▶ Direction
Copy the following records line by line, keeping every character unchanged.

-- START Data to process --

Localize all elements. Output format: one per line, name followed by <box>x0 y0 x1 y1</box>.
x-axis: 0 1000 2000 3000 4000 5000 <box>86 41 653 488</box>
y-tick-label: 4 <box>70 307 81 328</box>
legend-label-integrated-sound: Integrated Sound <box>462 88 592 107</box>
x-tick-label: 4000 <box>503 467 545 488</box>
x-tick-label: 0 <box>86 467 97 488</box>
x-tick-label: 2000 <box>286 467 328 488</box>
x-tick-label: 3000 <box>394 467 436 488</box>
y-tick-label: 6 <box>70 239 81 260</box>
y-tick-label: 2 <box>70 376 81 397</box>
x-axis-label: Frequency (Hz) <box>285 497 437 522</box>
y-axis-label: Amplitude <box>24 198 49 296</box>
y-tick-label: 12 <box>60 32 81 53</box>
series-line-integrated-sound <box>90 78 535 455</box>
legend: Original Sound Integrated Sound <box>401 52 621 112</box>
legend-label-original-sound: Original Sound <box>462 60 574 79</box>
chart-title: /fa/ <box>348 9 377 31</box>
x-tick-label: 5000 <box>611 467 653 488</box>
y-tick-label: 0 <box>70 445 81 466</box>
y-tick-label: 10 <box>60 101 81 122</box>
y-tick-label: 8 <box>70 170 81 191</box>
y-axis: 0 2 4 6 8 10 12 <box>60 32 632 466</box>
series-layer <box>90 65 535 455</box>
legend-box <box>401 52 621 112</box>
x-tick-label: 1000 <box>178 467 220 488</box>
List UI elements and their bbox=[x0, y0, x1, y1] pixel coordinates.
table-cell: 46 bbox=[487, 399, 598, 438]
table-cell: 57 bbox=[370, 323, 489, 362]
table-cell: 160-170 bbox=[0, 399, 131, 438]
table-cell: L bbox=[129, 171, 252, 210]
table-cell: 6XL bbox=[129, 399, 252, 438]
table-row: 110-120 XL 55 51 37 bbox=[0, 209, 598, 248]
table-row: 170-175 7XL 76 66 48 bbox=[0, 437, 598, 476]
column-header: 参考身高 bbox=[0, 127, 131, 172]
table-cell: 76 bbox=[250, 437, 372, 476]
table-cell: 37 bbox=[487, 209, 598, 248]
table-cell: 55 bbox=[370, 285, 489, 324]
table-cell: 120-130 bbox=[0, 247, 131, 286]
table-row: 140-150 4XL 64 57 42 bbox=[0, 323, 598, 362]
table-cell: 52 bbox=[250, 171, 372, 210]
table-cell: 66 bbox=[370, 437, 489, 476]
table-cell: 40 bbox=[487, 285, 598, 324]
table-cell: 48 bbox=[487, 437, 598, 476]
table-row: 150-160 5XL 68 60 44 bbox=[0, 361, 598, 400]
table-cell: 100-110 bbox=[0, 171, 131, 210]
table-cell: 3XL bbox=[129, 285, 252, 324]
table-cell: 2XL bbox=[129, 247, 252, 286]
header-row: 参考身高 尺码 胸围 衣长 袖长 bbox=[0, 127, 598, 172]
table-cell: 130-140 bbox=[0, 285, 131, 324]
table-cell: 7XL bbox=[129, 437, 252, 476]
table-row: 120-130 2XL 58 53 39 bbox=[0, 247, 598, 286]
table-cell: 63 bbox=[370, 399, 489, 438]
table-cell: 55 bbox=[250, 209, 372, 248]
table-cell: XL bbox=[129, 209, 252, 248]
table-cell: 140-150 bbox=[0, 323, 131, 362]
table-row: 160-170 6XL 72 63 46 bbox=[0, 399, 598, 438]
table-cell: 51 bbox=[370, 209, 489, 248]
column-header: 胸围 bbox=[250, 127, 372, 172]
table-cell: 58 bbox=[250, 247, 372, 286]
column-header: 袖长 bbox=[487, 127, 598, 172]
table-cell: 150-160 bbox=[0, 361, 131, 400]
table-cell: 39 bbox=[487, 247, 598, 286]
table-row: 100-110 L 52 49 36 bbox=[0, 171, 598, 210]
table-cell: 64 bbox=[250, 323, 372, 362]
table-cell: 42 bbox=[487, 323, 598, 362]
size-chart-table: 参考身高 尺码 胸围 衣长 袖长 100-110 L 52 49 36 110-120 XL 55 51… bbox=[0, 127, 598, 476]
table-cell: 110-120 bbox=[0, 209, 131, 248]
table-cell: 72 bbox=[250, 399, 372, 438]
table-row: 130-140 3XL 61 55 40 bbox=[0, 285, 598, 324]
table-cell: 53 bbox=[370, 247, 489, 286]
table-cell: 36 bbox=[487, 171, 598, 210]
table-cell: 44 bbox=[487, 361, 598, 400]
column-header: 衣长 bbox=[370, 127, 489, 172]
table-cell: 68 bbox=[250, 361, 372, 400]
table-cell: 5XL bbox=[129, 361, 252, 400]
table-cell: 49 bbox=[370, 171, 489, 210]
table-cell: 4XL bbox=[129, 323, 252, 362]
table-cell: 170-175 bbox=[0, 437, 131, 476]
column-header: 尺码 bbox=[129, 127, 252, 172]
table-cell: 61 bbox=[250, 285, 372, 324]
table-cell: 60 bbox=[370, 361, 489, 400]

-- END Data to process --

▶ Result of this exercise
Localize all elements. Output format: one per line, name followed by <box>x0 y0 x1 y1</box>.
x-axis: 0 1000 2000 3000 4000 5000 <box>86 41 653 488</box>
y-tick-label: 4 <box>70 307 81 328</box>
legend-label-integrated-sound: Integrated Sound <box>462 88 592 107</box>
x-tick-label: 4000 <box>503 467 545 488</box>
x-tick-label: 0 <box>86 467 97 488</box>
x-tick-label: 2000 <box>286 467 328 488</box>
x-tick-label: 3000 <box>394 467 436 488</box>
y-tick-label: 6 <box>70 239 81 260</box>
y-tick-label: 2 <box>70 376 81 397</box>
x-axis-label: Frequency (Hz) <box>285 497 437 522</box>
y-axis-label: Amplitude <box>24 198 49 296</box>
y-tick-label: 12 <box>60 32 81 53</box>
series-line-integrated-sound <box>90 78 535 455</box>
legend: Original Sound Integrated Sound <box>401 52 621 112</box>
legend-label-original-sound: Original Sound <box>462 60 574 79</box>
chart-title: /fa/ <box>348 9 377 31</box>
x-tick-label: 5000 <box>611 467 653 488</box>
y-tick-label: 0 <box>70 445 81 466</box>
y-tick-label: 10 <box>60 101 81 122</box>
y-tick-label: 8 <box>70 170 81 191</box>
y-axis: 0 2 4 6 8 10 12 <box>60 32 632 466</box>
series-layer <box>90 65 535 455</box>
legend-box <box>401 52 621 112</box>
x-tick-label: 1000 <box>178 467 220 488</box>
List UI elements and their bbox=[x0, y0, x1, y1] pixel coordinates.
table-cell: 46 bbox=[487, 399, 598, 438]
table-cell: 57 bbox=[370, 323, 489, 362]
table-cell: 160-170 bbox=[0, 399, 131, 438]
table-cell: L bbox=[129, 171, 252, 210]
table-cell: 6XL bbox=[129, 399, 252, 438]
table-row: 110-120 XL 55 51 37 bbox=[0, 209, 598, 248]
table-row: 170-175 7XL 76 66 48 bbox=[0, 437, 598, 476]
column-header: 参考身高 bbox=[0, 127, 131, 172]
table-cell: 76 bbox=[250, 437, 372, 476]
table-cell: 37 bbox=[487, 209, 598, 248]
table-cell: 55 bbox=[370, 285, 489, 324]
table-cell: 120-130 bbox=[0, 247, 131, 286]
table-row: 140-150 4XL 64 57 42 bbox=[0, 323, 598, 362]
table-cell: 52 bbox=[250, 171, 372, 210]
table-cell: 66 bbox=[370, 437, 489, 476]
table-cell: 40 bbox=[487, 285, 598, 324]
table-cell: 48 bbox=[487, 437, 598, 476]
table-row: 150-160 5XL 68 60 44 bbox=[0, 361, 598, 400]
table-cell: 100-110 bbox=[0, 171, 131, 210]
table-cell: 3XL bbox=[129, 285, 252, 324]
table-cell: 2XL bbox=[129, 247, 252, 286]
header-row: 参考身高 尺码 胸围 衣长 袖长 bbox=[0, 127, 598, 172]
table-cell: 130-140 bbox=[0, 285, 131, 324]
table-cell: 7XL bbox=[129, 437, 252, 476]
table-row: 120-130 2XL 58 53 39 bbox=[0, 247, 598, 286]
table-cell: 63 bbox=[370, 399, 489, 438]
table-cell: 55 bbox=[250, 209, 372, 248]
table-cell: XL bbox=[129, 209, 252, 248]
table-cell: 140-150 bbox=[0, 323, 131, 362]
table-row: 160-170 6XL 72 63 46 bbox=[0, 399, 598, 438]
table-cell: 51 bbox=[370, 209, 489, 248]
column-header: 胸围 bbox=[250, 127, 372, 172]
table-cell: 58 bbox=[250, 247, 372, 286]
column-header: 袖长 bbox=[487, 127, 598, 172]
table-cell: 150-160 bbox=[0, 361, 131, 400]
table-cell: 39 bbox=[487, 247, 598, 286]
table-row: 100-110 L 52 49 36 bbox=[0, 171, 598, 210]
table-cell: 64 bbox=[250, 323, 372, 362]
table-cell: 42 bbox=[487, 323, 598, 362]
size-chart-table: 参考身高 尺码 胸围 衣长 袖长 100-110 L 52 49 36 110-120 XL 55 51… bbox=[0, 127, 598, 476]
table-cell: 110-120 bbox=[0, 209, 131, 248]
table-cell: 72 bbox=[250, 399, 372, 438]
table-row: 130-140 3XL 61 55 40 bbox=[0, 285, 598, 324]
table-cell: 53 bbox=[370, 247, 489, 286]
table-cell: 36 bbox=[487, 171, 598, 210]
table-cell: 44 bbox=[487, 361, 598, 400]
column-header: 衣长 bbox=[370, 127, 489, 172]
table-cell: 68 bbox=[250, 361, 372, 400]
table-cell: 5XL bbox=[129, 361, 252, 400]
table-cell: 49 bbox=[370, 171, 489, 210]
table-cell: 4XL bbox=[129, 323, 252, 362]
table-cell: 170-175 bbox=[0, 437, 131, 476]
column-header: 尺码 bbox=[129, 127, 252, 172]
table-cell: 61 bbox=[250, 285, 372, 324]
table-cell: 60 bbox=[370, 361, 489, 400]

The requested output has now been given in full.